Information supplied:
*****
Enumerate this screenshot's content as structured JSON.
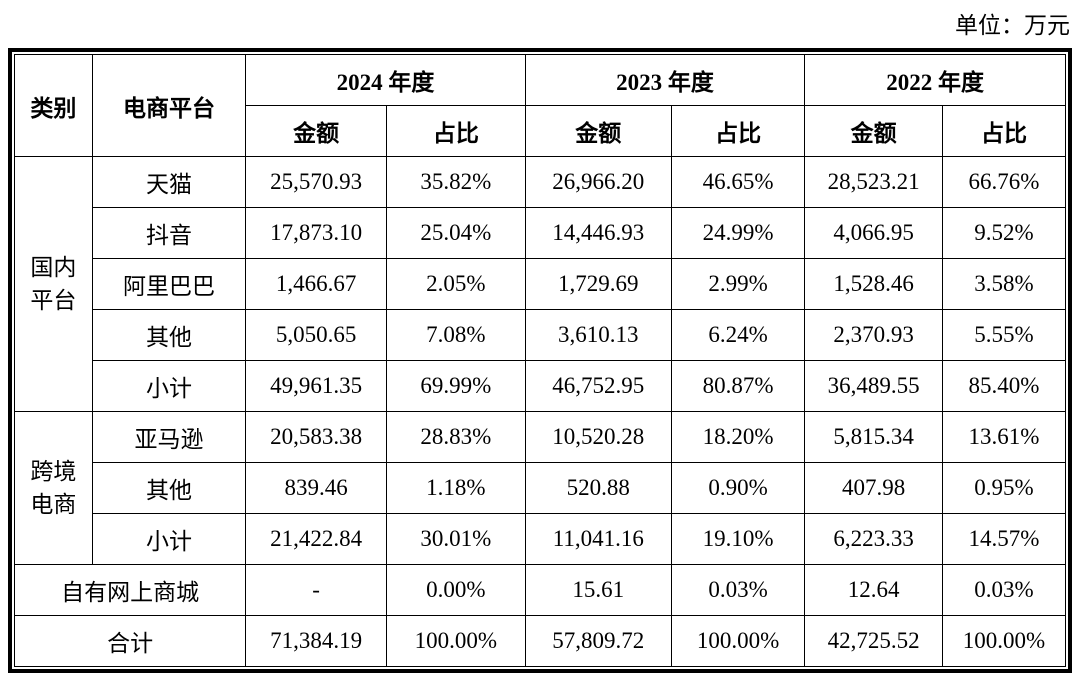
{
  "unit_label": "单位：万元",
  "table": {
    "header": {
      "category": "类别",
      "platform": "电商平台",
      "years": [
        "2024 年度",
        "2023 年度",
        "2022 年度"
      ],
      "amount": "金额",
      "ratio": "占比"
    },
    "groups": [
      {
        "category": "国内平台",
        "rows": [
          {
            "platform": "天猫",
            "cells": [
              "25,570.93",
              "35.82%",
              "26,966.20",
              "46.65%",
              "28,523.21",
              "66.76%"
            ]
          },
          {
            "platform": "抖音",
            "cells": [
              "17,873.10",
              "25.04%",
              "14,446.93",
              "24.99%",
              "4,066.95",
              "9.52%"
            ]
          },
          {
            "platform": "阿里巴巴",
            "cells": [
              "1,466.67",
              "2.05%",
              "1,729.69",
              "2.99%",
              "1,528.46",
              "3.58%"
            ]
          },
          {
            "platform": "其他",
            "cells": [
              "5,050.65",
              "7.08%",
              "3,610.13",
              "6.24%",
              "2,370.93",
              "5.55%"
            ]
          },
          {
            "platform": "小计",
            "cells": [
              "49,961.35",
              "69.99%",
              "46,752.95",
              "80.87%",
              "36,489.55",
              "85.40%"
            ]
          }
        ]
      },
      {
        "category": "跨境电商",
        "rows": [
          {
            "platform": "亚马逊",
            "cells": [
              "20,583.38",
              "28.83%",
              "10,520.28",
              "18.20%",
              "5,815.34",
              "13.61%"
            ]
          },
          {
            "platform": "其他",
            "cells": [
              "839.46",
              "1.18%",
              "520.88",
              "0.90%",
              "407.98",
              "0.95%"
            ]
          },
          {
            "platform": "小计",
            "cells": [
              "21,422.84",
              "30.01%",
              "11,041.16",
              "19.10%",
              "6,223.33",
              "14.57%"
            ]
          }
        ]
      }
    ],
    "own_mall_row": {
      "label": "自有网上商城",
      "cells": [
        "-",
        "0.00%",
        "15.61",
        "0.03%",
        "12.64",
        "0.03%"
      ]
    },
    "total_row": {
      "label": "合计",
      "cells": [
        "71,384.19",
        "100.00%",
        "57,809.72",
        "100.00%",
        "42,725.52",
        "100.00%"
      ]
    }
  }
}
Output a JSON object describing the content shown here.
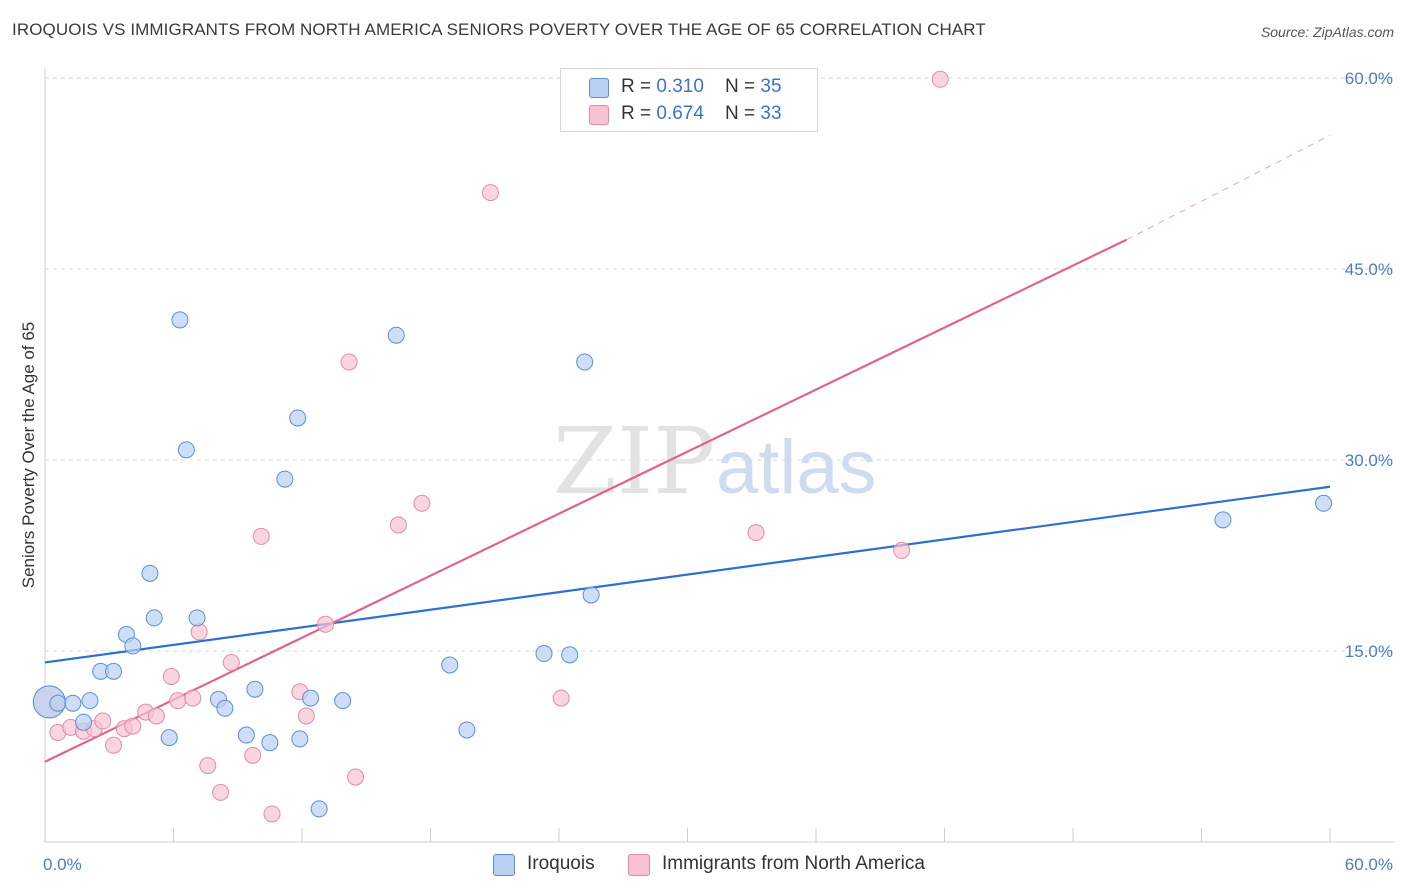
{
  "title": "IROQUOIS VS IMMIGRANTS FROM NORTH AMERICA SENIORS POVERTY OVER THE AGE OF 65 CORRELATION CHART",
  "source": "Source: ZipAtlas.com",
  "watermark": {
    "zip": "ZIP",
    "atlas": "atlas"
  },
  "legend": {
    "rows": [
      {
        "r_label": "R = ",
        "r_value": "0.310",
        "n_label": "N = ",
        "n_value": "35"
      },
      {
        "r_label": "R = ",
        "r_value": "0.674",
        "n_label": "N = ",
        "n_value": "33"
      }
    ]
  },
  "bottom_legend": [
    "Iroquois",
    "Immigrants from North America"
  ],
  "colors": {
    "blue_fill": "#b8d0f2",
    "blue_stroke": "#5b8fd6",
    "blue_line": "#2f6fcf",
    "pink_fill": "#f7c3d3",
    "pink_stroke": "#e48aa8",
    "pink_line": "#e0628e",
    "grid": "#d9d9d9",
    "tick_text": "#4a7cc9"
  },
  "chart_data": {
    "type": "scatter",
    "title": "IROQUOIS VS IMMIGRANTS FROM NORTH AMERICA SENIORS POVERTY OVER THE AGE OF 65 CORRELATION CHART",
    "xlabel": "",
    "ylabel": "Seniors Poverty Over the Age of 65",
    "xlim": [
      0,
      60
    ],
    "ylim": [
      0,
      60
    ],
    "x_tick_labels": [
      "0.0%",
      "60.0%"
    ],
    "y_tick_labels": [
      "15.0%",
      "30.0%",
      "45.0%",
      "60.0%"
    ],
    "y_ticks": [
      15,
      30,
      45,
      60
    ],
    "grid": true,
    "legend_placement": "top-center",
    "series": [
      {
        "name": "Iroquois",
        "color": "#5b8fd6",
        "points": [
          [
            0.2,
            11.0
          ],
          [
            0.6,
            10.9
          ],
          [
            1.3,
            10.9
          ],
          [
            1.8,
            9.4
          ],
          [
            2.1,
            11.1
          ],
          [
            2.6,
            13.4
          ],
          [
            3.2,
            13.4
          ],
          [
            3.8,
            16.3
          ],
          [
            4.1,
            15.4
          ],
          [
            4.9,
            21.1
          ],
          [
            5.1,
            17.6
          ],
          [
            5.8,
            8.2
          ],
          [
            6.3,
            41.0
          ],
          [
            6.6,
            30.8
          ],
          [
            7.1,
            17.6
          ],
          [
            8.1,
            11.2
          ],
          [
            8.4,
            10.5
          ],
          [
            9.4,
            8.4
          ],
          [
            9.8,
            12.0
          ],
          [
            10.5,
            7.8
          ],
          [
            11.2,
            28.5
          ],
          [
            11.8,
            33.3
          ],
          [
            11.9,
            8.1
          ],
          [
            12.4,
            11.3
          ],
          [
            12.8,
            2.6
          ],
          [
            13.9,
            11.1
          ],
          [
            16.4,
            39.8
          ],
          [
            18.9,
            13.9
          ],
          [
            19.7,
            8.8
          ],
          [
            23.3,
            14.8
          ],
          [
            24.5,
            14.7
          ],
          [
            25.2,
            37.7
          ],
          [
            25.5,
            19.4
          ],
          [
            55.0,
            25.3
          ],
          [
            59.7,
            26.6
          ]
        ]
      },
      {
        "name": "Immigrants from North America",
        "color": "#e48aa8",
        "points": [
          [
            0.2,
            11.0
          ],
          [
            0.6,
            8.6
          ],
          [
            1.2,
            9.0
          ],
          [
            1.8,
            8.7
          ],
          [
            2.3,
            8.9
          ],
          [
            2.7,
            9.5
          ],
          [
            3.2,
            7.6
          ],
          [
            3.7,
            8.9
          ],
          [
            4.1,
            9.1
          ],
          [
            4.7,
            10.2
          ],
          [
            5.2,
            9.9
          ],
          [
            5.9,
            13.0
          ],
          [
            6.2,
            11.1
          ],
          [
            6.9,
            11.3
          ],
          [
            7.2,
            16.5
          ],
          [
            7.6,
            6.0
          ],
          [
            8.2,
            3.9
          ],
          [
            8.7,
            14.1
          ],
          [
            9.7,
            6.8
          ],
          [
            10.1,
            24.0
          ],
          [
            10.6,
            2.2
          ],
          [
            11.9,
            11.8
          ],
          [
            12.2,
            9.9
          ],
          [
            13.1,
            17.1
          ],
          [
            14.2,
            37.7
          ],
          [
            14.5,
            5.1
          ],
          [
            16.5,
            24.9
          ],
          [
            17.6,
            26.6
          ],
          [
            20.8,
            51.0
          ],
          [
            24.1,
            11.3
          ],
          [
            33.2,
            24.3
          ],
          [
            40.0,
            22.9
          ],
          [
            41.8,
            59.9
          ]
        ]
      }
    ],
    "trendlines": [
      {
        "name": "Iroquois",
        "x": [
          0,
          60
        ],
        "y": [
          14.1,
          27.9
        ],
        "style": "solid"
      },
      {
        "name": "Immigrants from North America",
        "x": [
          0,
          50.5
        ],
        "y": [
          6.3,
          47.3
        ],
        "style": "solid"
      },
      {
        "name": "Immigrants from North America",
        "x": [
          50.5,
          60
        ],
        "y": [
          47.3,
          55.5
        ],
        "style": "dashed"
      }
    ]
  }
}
*****
Objective: Drop the images and repeat the data exactly.

Written reply:
Enumerate this screenshot's content as structured JSON.
{
  "unit_label": "单位：万元",
  "table": {
    "header": {
      "category": "类别",
      "platform": "电商平台",
      "years": [
        "2024 年度",
        "2023 年度",
        "2022 年度"
      ],
      "amount": "金额",
      "ratio": "占比"
    },
    "groups": [
      {
        "category": "国内平台",
        "rows": [
          {
            "platform": "天猫",
            "cells": [
              "25,570.93",
              "35.82%",
              "26,966.20",
              "46.65%",
              "28,523.21",
              "66.76%"
            ]
          },
          {
            "platform": "抖音",
            "cells": [
              "17,873.10",
              "25.04%",
              "14,446.93",
              "24.99%",
              "4,066.95",
              "9.52%"
            ]
          },
          {
            "platform": "阿里巴巴",
            "cells": [
              "1,466.67",
              "2.05%",
              "1,729.69",
              "2.99%",
              "1,528.46",
              "3.58%"
            ]
          },
          {
            "platform": "其他",
            "cells": [
              "5,050.65",
              "7.08%",
              "3,610.13",
              "6.24%",
              "2,370.93",
              "5.55%"
            ]
          },
          {
            "platform": "小计",
            "cells": [
              "49,961.35",
              "69.99%",
              "46,752.95",
              "80.87%",
              "36,489.55",
              "85.40%"
            ]
          }
        ]
      },
      {
        "category": "跨境电商",
        "rows": [
          {
            "platform": "亚马逊",
            "cells": [
              "20,583.38",
              "28.83%",
              "10,520.28",
              "18.20%",
              "5,815.34",
              "13.61%"
            ]
          },
          {
            "platform": "其他",
            "cells": [
              "839.46",
              "1.18%",
              "520.88",
              "0.90%",
              "407.98",
              "0.95%"
            ]
          },
          {
            "platform": "小计",
            "cells": [
              "21,422.84",
              "30.01%",
              "11,041.16",
              "19.10%",
              "6,223.33",
              "14.57%"
            ]
          }
        ]
      }
    ],
    "own_mall_row": {
      "label": "自有网上商城",
      "cells": [
        "-",
        "0.00%",
        "15.61",
        "0.03%",
        "12.64",
        "0.03%"
      ]
    },
    "total_row": {
      "label": "合计",
      "cells": [
        "71,384.19",
        "100.00%",
        "57,809.72",
        "100.00%",
        "42,725.52",
        "100.00%"
      ]
    }
  }
}
Output a JSON object describing the content shown here.
{
  "title": "IROQUOIS VS IMMIGRANTS FROM NORTH AMERICA SENIORS POVERTY OVER THE AGE OF 65 CORRELATION CHART",
  "source": "Source: ZipAtlas.com",
  "watermark": {
    "zip": "ZIP",
    "atlas": "atlas"
  },
  "legend": {
    "rows": [
      {
        "r_label": "R = ",
        "r_value": "0.310",
        "n_label": "N = ",
        "n_value": "35"
      },
      {
        "r_label": "R = ",
        "r_value": "0.674",
        "n_label": "N = ",
        "n_value": "33"
      }
    ]
  },
  "bottom_legend": [
    "Iroquois",
    "Immigrants from North America"
  ],
  "colors": {
    "blue_fill": "#b8d0f2",
    "blue_stroke": "#5b8fd6",
    "blue_line": "#2f6fcf",
    "pink_fill": "#f7c3d3",
    "pink_stroke": "#e48aa8",
    "pink_line": "#e0628e",
    "grid": "#d9d9d9",
    "tick_text": "#4a7cc9"
  },
  "chart_data": {
    "type": "scatter",
    "title": "IROQUOIS VS IMMIGRANTS FROM NORTH AMERICA SENIORS POVERTY OVER THE AGE OF 65 CORRELATION CHART",
    "xlabel": "",
    "ylabel": "Seniors Poverty Over the Age of 65",
    "xlim": [
      0,
      60
    ],
    "ylim": [
      0,
      60
    ],
    "x_tick_labels": [
      "0.0%",
      "60.0%"
    ],
    "y_tick_labels": [
      "15.0%",
      "30.0%",
      "45.0%",
      "60.0%"
    ],
    "y_ticks": [
      15,
      30,
      45,
      60
    ],
    "grid": true,
    "legend_placement": "top-center",
    "series": [
      {
        "name": "Iroquois",
        "color": "#5b8fd6",
        "points": [
          [
            0.2,
            11.0
          ],
          [
            0.6,
            10.9
          ],
          [
            1.3,
            10.9
          ],
          [
            1.8,
            9.4
          ],
          [
            2.1,
            11.1
          ],
          [
            2.6,
            13.4
          ],
          [
            3.2,
            13.4
          ],
          [
            3.8,
            16.3
          ],
          [
            4.1,
            15.4
          ],
          [
            4.9,
            21.1
          ],
          [
            5.1,
            17.6
          ],
          [
            5.8,
            8.2
          ],
          [
            6.3,
            41.0
          ],
          [
            6.6,
            30.8
          ],
          [
            7.1,
            17.6
          ],
          [
            8.1,
            11.2
          ],
          [
            8.4,
            10.5
          ],
          [
            9.4,
            8.4
          ],
          [
            9.8,
            12.0
          ],
          [
            10.5,
            7.8
          ],
          [
            11.2,
            28.5
          ],
          [
            11.8,
            33.3
          ],
          [
            11.9,
            8.1
          ],
          [
            12.4,
            11.3
          ],
          [
            12.8,
            2.6
          ],
          [
            13.9,
            11.1
          ],
          [
            16.4,
            39.8
          ],
          [
            18.9,
            13.9
          ],
          [
            19.7,
            8.8
          ],
          [
            23.3,
            14.8
          ],
          [
            24.5,
            14.7
          ],
          [
            25.2,
            37.7
          ],
          [
            25.5,
            19.4
          ],
          [
            55.0,
            25.3
          ],
          [
            59.7,
            26.6
          ]
        ]
      },
      {
        "name": "Immigrants from North America",
        "color": "#e48aa8",
        "points": [
          [
            0.2,
            11.0
          ],
          [
            0.6,
            8.6
          ],
          [
            1.2,
            9.0
          ],
          [
            1.8,
            8.7
          ],
          [
            2.3,
            8.9
          ],
          [
            2.7,
            9.5
          ],
          [
            3.2,
            7.6
          ],
          [
            3.7,
            8.9
          ],
          [
            4.1,
            9.1
          ],
          [
            4.7,
            10.2
          ],
          [
            5.2,
            9.9
          ],
          [
            5.9,
            13.0
          ],
          [
            6.2,
            11.1
          ],
          [
            6.9,
            11.3
          ],
          [
            7.2,
            16.5
          ],
          [
            7.6,
            6.0
          ],
          [
            8.2,
            3.9
          ],
          [
            8.7,
            14.1
          ],
          [
            9.7,
            6.8
          ],
          [
            10.1,
            24.0
          ],
          [
            10.6,
            2.2
          ],
          [
            11.9,
            11.8
          ],
          [
            12.2,
            9.9
          ],
          [
            13.1,
            17.1
          ],
          [
            14.2,
            37.7
          ],
          [
            14.5,
            5.1
          ],
          [
            16.5,
            24.9
          ],
          [
            17.6,
            26.6
          ],
          [
            20.8,
            51.0
          ],
          [
            24.1,
            11.3
          ],
          [
            33.2,
            24.3
          ],
          [
            40.0,
            22.9
          ],
          [
            41.8,
            59.9
          ]
        ]
      }
    ],
    "trendlines": [
      {
        "name": "Iroquois",
        "x": [
          0,
          60
        ],
        "y": [
          14.1,
          27.9
        ],
        "style": "solid"
      },
      {
        "name": "Immigrants from North America",
        "x": [
          0,
          50.5
        ],
        "y": [
          6.3,
          47.3
        ],
        "style": "solid"
      },
      {
        "name": "Immigrants from North America",
        "x": [
          50.5,
          60
        ],
        "y": [
          47.3,
          55.5
        ],
        "style": "dashed"
      }
    ]
  }
}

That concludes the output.